— START OF EXTRACTED DATA —
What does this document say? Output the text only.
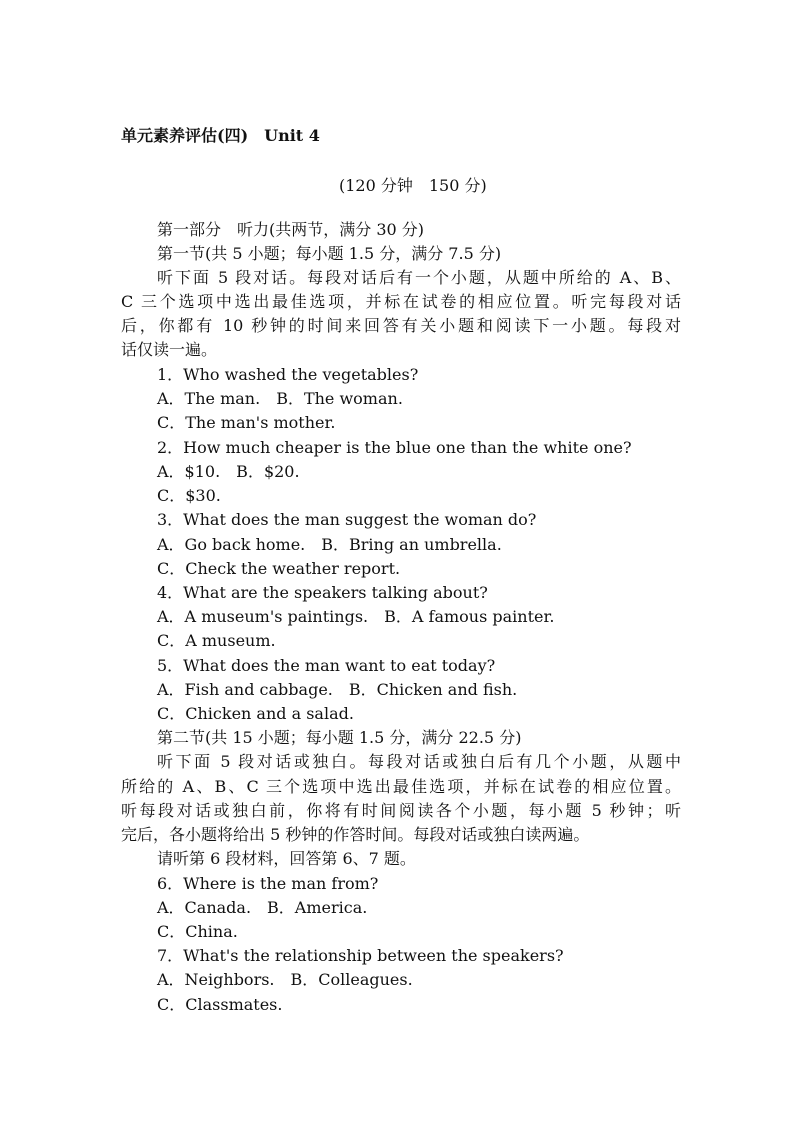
单元素养评估(四)　Unit 4
(120 分钟　150 分)
第一部分　听力(共两节，满分 30 分)
第一节(共 5 小题；每小题 1.5 分，满分 7.5 分)
听下面 5 段对话。每段对话后有一个小题，从题中所给的 A、B、
C 三个选项中选出最佳选项，并标在试卷的相应位置。听完每段对话
后，你都有 10 秒钟的时间来回答有关小题和阅读下一小题。每段对
话仅读一遍。
1．Who washed the vegetables?
A．The man.　B．The woman.
C．The man's mother.
2．How much cheaper is the blue one than the white one?
A．$10.　B．$20.
C．$30.
3．What does the man suggest the woman do?
A．Go back home.　B．Bring an umbrella.
C．Check the weather report.
4．What are the speakers talking about?
A．A museum's paintings.　B．A famous painter.
C．A museum.
5．What does the man want to eat today?
A．Fish and cabbage.　B．Chicken and fish.
C．Chicken and a salad.
第二节(共 15 小题；每小题 1.5 分，满分 22.5 分)
听下面 5 段对话或独白。每段对话或独白后有几个小题，从题中
所给的 A、B、C 三个选项中选出最佳选项，并标在试卷的相应位置。
听每段对话或独白前，你将有时间阅读各个小题，每小题 5 秒钟；听
完后，各小题将给出 5 秒钟的作答时间。每段对话或独白读两遍。
请听第 6 段材料，回答第 6、7 题。
6．Where is the man from?
A．Canada.　B．America.
C．China.
7．What's the relationship between the speakers?
A．Neighbors.　B．Colleagues.
C．Classmates.
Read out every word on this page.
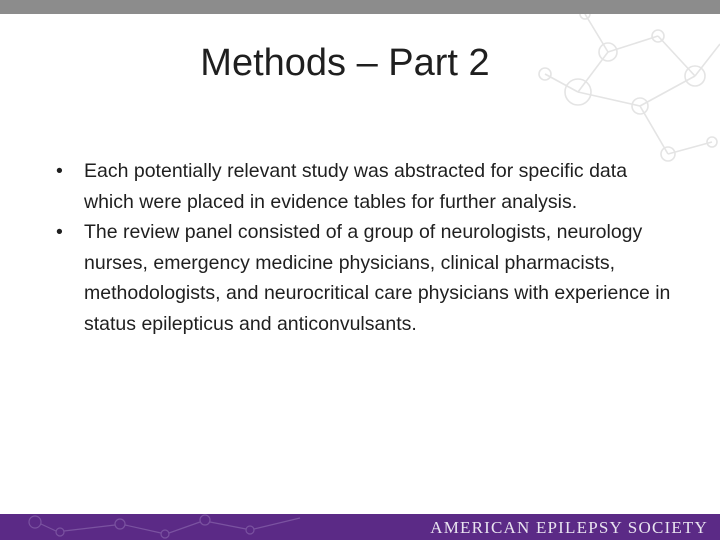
Methods – Part 2
• Each potentially relevant study was abstracted for specific data which were placed in evidence tables for further analysis.
• The review panel consisted of a group of neurologists, neurology nurses, emergency medicine physicians, clinical pharmacists, methodologists, and neurocritical care physicians with experience in status epilepticus and anticonvulsants.
AMERICAN EPILEPSY SOCIETY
— END OF EXTRACTED DATA —
# [EXERCISE DESCRIPTION]
Begin with the line that contains "Read out every word on this page." and copy every line through the end of the listing, exactly as written, both ends included. Pictures are not part of the copy.

# [SOLUTION TO THIS EXERCISE]
Read out every word on this page.
Methods – Part 2
• Each potentially relevant study was abstracted for specific data which were placed in evidence tables for further analysis.
• The review panel consisted of a group of neurologists, neurology nurses, emergency medicine physicians, clinical pharmacists, methodologists, and neurocritical care physicians with experience in status epilepticus and anticonvulsants.
AMERICAN EPILEPSY SOCIETY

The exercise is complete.